» **Short task**:
Restate each line word for word. Leave out every picture.

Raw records
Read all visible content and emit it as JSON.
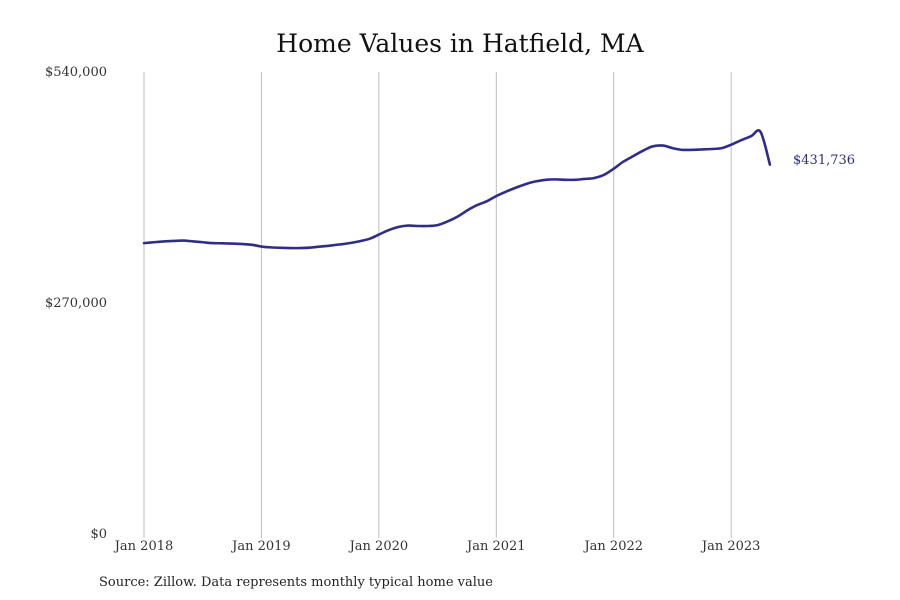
{
  "chart_data": {
    "type": "line",
    "title": "Home Values in Hatfield, MA",
    "xlabel": "",
    "ylabel": "",
    "ylim": [
      0,
      540000
    ],
    "y_ticks": [
      0,
      270000,
      540000
    ],
    "y_tick_labels": [
      "$0",
      "$270,000",
      "$540,000"
    ],
    "x_ticks": [
      2018,
      2019,
      2020,
      2021,
      2022,
      2023
    ],
    "x_tick_labels": [
      "Jan 2018",
      "Jan 2019",
      "Jan 2020",
      "Jan 2021",
      "Jan 2022",
      "Jan 2023"
    ],
    "grid": "vertical",
    "line_color": "#2e2e8a",
    "x_domain": [
      2018,
      2024.08
    ],
    "series": [
      {
        "x": [
          2018.0,
          2018.08,
          2018.17,
          2018.25,
          2018.33,
          2018.42,
          2018.5,
          2018.58,
          2018.67,
          2018.75,
          2018.83,
          2018.92,
          2019.0,
          2019.08,
          2019.17,
          2019.25,
          2019.33,
          2019.42,
          2019.5,
          2019.58,
          2019.67,
          2019.75,
          2019.83,
          2019.92,
          2020.0,
          2020.08,
          2020.17,
          2020.25,
          2020.33,
          2020.42,
          2020.5,
          2020.58,
          2020.67,
          2020.75,
          2020.83,
          2020.92,
          2021.0,
          2021.08,
          2021.17,
          2021.25,
          2021.33,
          2021.42,
          2021.5,
          2021.58,
          2021.67,
          2021.75,
          2021.83,
          2021.92,
          2022.0,
          2022.08,
          2022.17,
          2022.25,
          2022.33,
          2022.42,
          2022.5,
          2022.58,
          2022.67,
          2022.75,
          2022.83,
          2022.92,
          2023.0,
          2023.08,
          2023.17,
          2023.25,
          2023.33
        ],
        "values": [
          340000,
          341000,
          342000,
          342500,
          343000,
          342000,
          341000,
          340000,
          339800,
          339500,
          339000,
          338000,
          336000,
          335000,
          334500,
          334200,
          334200,
          334800,
          336000,
          337000,
          338500,
          340000,
          342000,
          345000,
          350000,
          355000,
          359000,
          360500,
          360000,
          360000,
          361000,
          365000,
          371000,
          378000,
          384000,
          389000,
          395000,
          400000,
          405000,
          409000,
          412000,
          414000,
          414500,
          414000,
          414000,
          415000,
          416000,
          420000,
          427000,
          435000,
          442000,
          448000,
          453000,
          454000,
          451000,
          449000,
          449000,
          449500,
          450000,
          451000,
          455000,
          460000,
          465000,
          470000,
          431736
        ],
        "end_label": "$431,736"
      }
    ],
    "source": "Source: Zillow. Data represents monthly typical home value"
  }
}
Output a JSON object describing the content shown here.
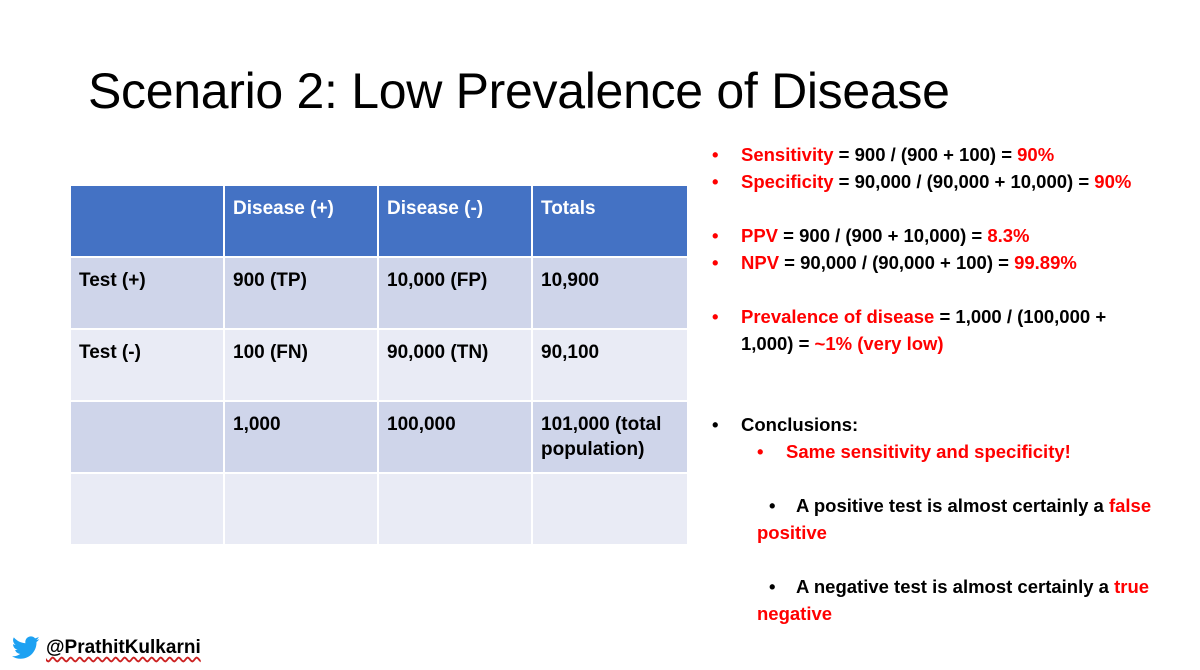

» **Worked solution**:
Read all visible content and emit it as JSON.
{
  "chart_data": {
    "type": "line",
    "title": "Home Values in Hatfield, MA",
    "xlabel": "",
    "ylabel": "",
    "ylim": [
      0,
      540000
    ],
    "y_ticks": [
      0,
      270000,
      540000
    ],
    "y_tick_labels": [
      "$0",
      "$270,000",
      "$540,000"
    ],
    "x_ticks": [
      2018,
      2019,
      2020,
      2021,
      2022,
      2023
    ],
    "x_tick_labels": [
      "Jan 2018",
      "Jan 2019",
      "Jan 2020",
      "Jan 2021",
      "Jan 2022",
      "Jan 2023"
    ],
    "grid": "vertical",
    "line_color": "#2e2e8a",
    "x_domain": [
      2018,
      2024.08
    ],
    "series": [
      {
        "x": [
          2018.0,
          2018.08,
          2018.17,
          2018.25,
          2018.33,
          2018.42,
          2018.5,
          2018.58,
          2018.67,
          2018.75,
          2018.83,
          2018.92,
          2019.0,
          2019.08,
          2019.17,
          2019.25,
          2019.33,
          2019.42,
          2019.5,
          2019.58,
          2019.67,
          2019.75,
          2019.83,
          2019.92,
          2020.0,
          2020.08,
          2020.17,
          2020.25,
          2020.33,
          2020.42,
          2020.5,
          2020.58,
          2020.67,
          2020.75,
          2020.83,
          2020.92,
          2021.0,
          2021.08,
          2021.17,
          2021.25,
          2021.33,
          2021.42,
          2021.5,
          2021.58,
          2021.67,
          2021.75,
          2021.83,
          2021.92,
          2022.0,
          2022.08,
          2022.17,
          2022.25,
          2022.33,
          2022.42,
          2022.5,
          2022.58,
          2022.67,
          2022.75,
          2022.83,
          2022.92,
          2023.0,
          2023.08,
          2023.17,
          2023.25,
          2023.33
        ],
        "values": [
          340000,
          341000,
          342000,
          342500,
          343000,
          342000,
          341000,
          340000,
          339800,
          339500,
          339000,
          338000,
          336000,
          335000,
          334500,
          334200,
          334200,
          334800,
          336000,
          337000,
          338500,
          340000,
          342000,
          345000,
          350000,
          355000,
          359000,
          360500,
          360000,
          360000,
          361000,
          365000,
          371000,
          378000,
          384000,
          389000,
          395000,
          400000,
          405000,
          409000,
          412000,
          414000,
          414500,
          414000,
          414000,
          415000,
          416000,
          420000,
          427000,
          435000,
          442000,
          448000,
          453000,
          454000,
          451000,
          449000,
          449000,
          449500,
          450000,
          451000,
          455000,
          460000,
          465000,
          470000,
          431736
        ],
        "end_label": "$431,736"
      }
    ],
    "source": "Source: Zillow. Data represents monthly typical home value"
  }
}
Output a JSON object describing the content shown here.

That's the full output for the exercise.